Given request => Extract every line of the rows below verbatim and omit the pictures from your output.

Record excerpts =>
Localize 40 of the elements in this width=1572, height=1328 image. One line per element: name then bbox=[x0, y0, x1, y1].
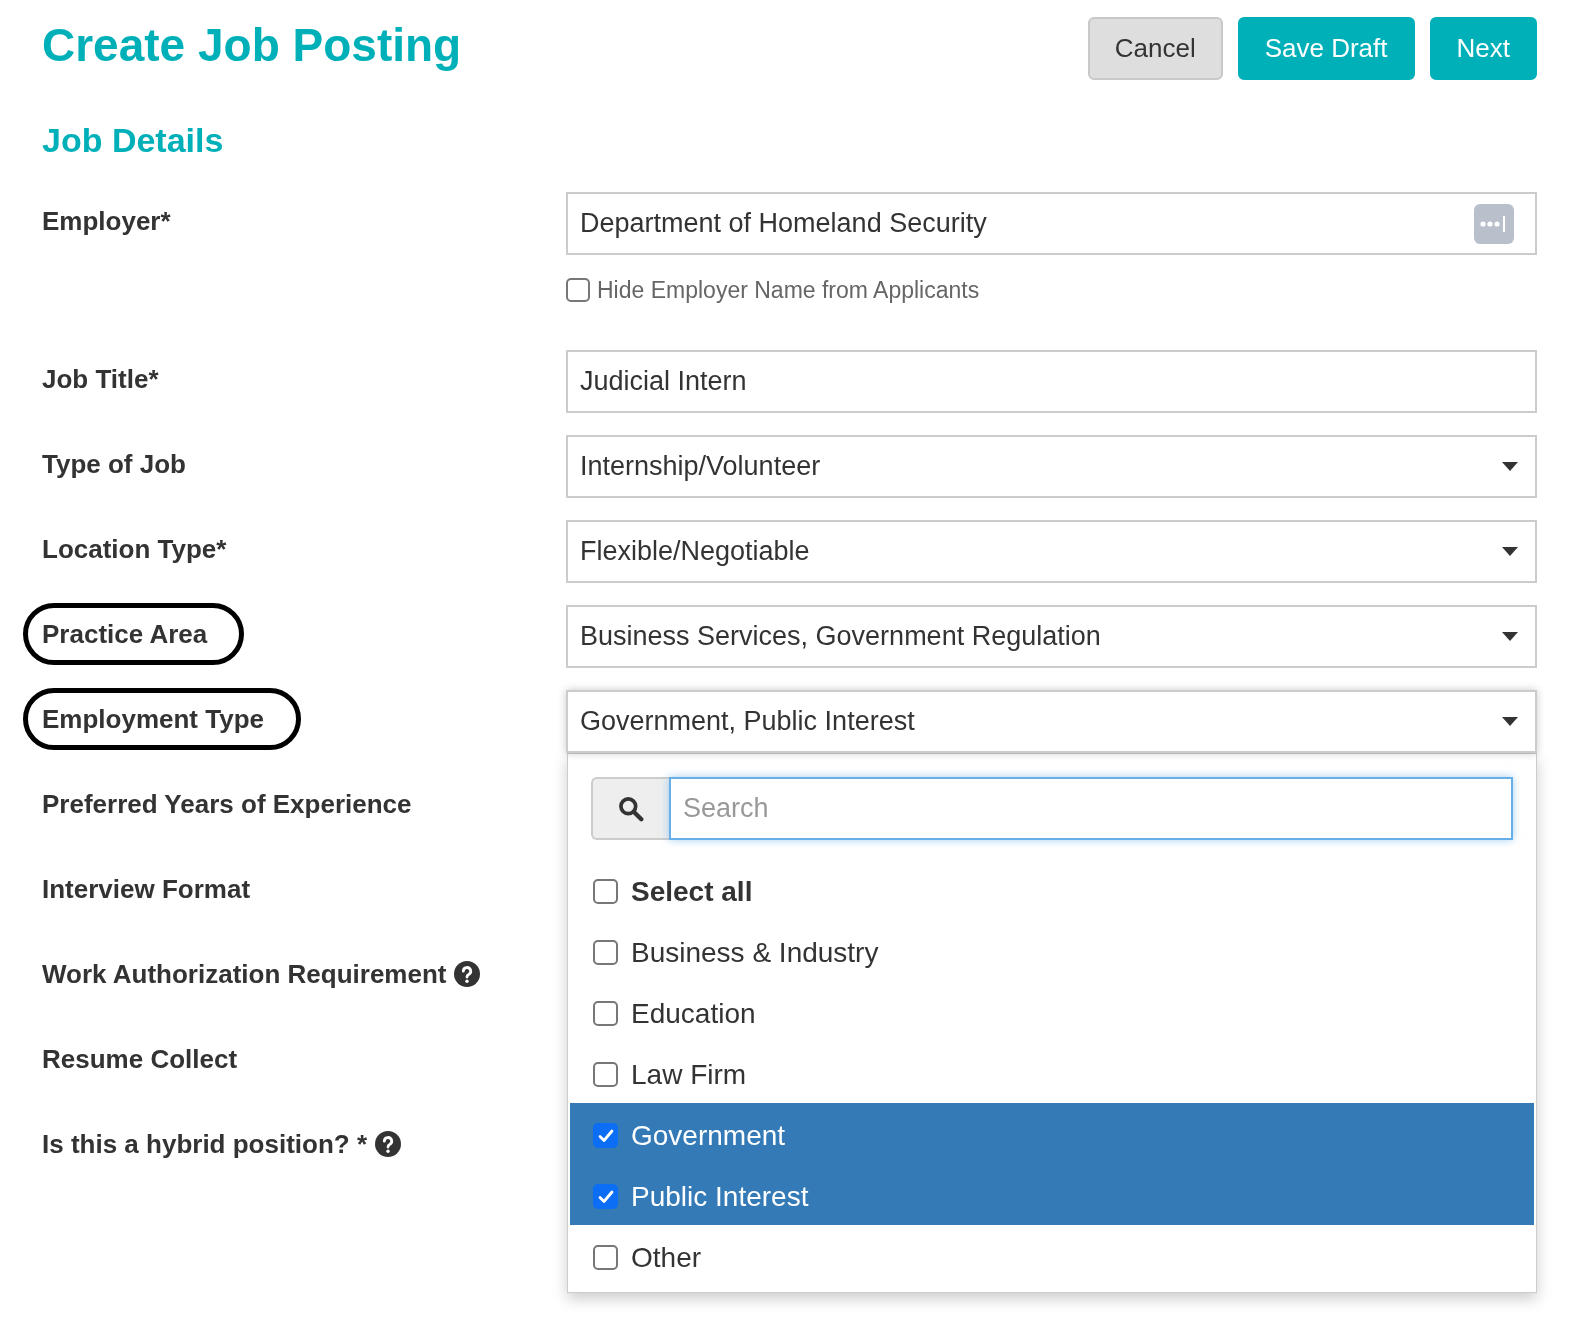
section-title: Job Details bbox=[42, 123, 224, 157]
checkbox[interactable] bbox=[593, 1123, 618, 1148]
field-label: Interview Format bbox=[42, 875, 251, 902]
employer-field[interactable]: Department of Homeland Security bbox=[566, 192, 1537, 255]
hide-employer-option[interactable]: Hide Employer Name from Applicants bbox=[566, 278, 980, 302]
search-icon bbox=[591, 777, 669, 840]
field-label: Preferred Years of Experience bbox=[42, 790, 412, 817]
text-field[interactable]: Judicial Intern bbox=[566, 350, 1537, 413]
caret-icon bbox=[1502, 717, 1518, 726]
help-icon[interactable] bbox=[454, 960, 481, 987]
checkbox[interactable] bbox=[593, 1184, 618, 1209]
field-label: Location Type* bbox=[42, 535, 227, 562]
checkmark-icon bbox=[597, 1128, 614, 1143]
select-field[interactable]: Flexible/Negotiable bbox=[566, 520, 1537, 583]
checkbox[interactable] bbox=[593, 1062, 618, 1087]
field-label: Is this a hybrid position? * bbox=[42, 1130, 368, 1157]
caret-icon bbox=[1502, 632, 1518, 641]
checkbox[interactable] bbox=[593, 879, 618, 904]
field-label: Type of Job bbox=[42, 450, 186, 477]
field-label: Employment Type bbox=[42, 705, 264, 732]
help-icon[interactable] bbox=[375, 1130, 402, 1157]
search-field[interactable]: Search bbox=[669, 777, 1513, 840]
dropdown-option[interactable]: Government bbox=[570, 1103, 1534, 1164]
header-button[interactable]: Cancel bbox=[1087, 17, 1223, 80]
caret-icon bbox=[1502, 547, 1518, 556]
checkbox[interactable] bbox=[566, 278, 590, 302]
select-field[interactable]: Internship/Volunteer bbox=[566, 435, 1537, 498]
checkbox[interactable] bbox=[593, 1001, 618, 1026]
field-label: Employer* bbox=[42, 207, 171, 234]
caret-icon bbox=[1502, 462, 1518, 471]
field-label: Practice Area bbox=[42, 620, 208, 647]
checkmark-icon bbox=[597, 1189, 614, 1204]
field-label: Resume Collect bbox=[42, 1045, 238, 1072]
select-field[interactable]: Business Services, Government Regulation bbox=[566, 605, 1537, 668]
checkbox[interactable] bbox=[593, 1245, 618, 1270]
select-field[interactable]: Government, Public Interest bbox=[566, 690, 1537, 753]
dropdown-option[interactable]: Public Interest bbox=[570, 1164, 1534, 1225]
field-label: Job Title* bbox=[42, 365, 159, 392]
field-label: Work Authorization Requirement bbox=[42, 960, 447, 987]
checkbox[interactable] bbox=[593, 940, 618, 965]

Finished task =>
Localize 40 of the elements in this width=1572, height=1328 image. One line per element: name then bbox=[x0, y0, x1, y1].
section-title: Job Details bbox=[42, 123, 224, 157]
checkbox[interactable] bbox=[593, 1123, 618, 1148]
field-label: Interview Format bbox=[42, 875, 251, 902]
employer-field[interactable]: Department of Homeland Security bbox=[566, 192, 1537, 255]
hide-employer-option[interactable]: Hide Employer Name from Applicants bbox=[566, 278, 980, 302]
search-icon bbox=[591, 777, 669, 840]
field-label: Preferred Years of Experience bbox=[42, 790, 412, 817]
text-field[interactable]: Judicial Intern bbox=[566, 350, 1537, 413]
caret-icon bbox=[1502, 717, 1518, 726]
help-icon[interactable] bbox=[454, 960, 481, 987]
checkbox[interactable] bbox=[593, 1184, 618, 1209]
field-label: Location Type* bbox=[42, 535, 227, 562]
checkmark-icon bbox=[597, 1128, 614, 1143]
select-field[interactable]: Flexible/Negotiable bbox=[566, 520, 1537, 583]
checkbox[interactable] bbox=[593, 1062, 618, 1087]
field-label: Is this a hybrid position? * bbox=[42, 1130, 368, 1157]
caret-icon bbox=[1502, 632, 1518, 641]
checkbox[interactable] bbox=[593, 879, 618, 904]
field-label: Type of Job bbox=[42, 450, 186, 477]
field-label: Employment Type bbox=[42, 705, 264, 732]
help-icon[interactable] bbox=[375, 1130, 402, 1157]
search-field[interactable]: Search bbox=[669, 777, 1513, 840]
dropdown-option[interactable]: Government bbox=[570, 1103, 1534, 1164]
header-button[interactable]: Cancel bbox=[1087, 17, 1223, 80]
caret-icon bbox=[1502, 547, 1518, 556]
checkbox[interactable] bbox=[566, 278, 590, 302]
select-field[interactable]: Internship/Volunteer bbox=[566, 435, 1537, 498]
checkbox[interactable] bbox=[593, 1001, 618, 1026]
field-label: Employer* bbox=[42, 207, 171, 234]
caret-icon bbox=[1502, 462, 1518, 471]
field-label: Practice Area bbox=[42, 620, 208, 647]
checkmark-icon bbox=[597, 1189, 614, 1204]
field-label: Resume Collect bbox=[42, 1045, 238, 1072]
select-field[interactable]: Business Services, Government Regulation bbox=[566, 605, 1537, 668]
checkbox[interactable] bbox=[593, 1245, 618, 1270]
select-field[interactable]: Government, Public Interest bbox=[566, 690, 1537, 753]
dropdown-option[interactable]: Public Interest bbox=[570, 1164, 1534, 1225]
field-label: Job Title* bbox=[42, 365, 159, 392]
field-label: Work Authorization Requirement bbox=[42, 960, 447, 987]
checkbox[interactable] bbox=[593, 940, 618, 965]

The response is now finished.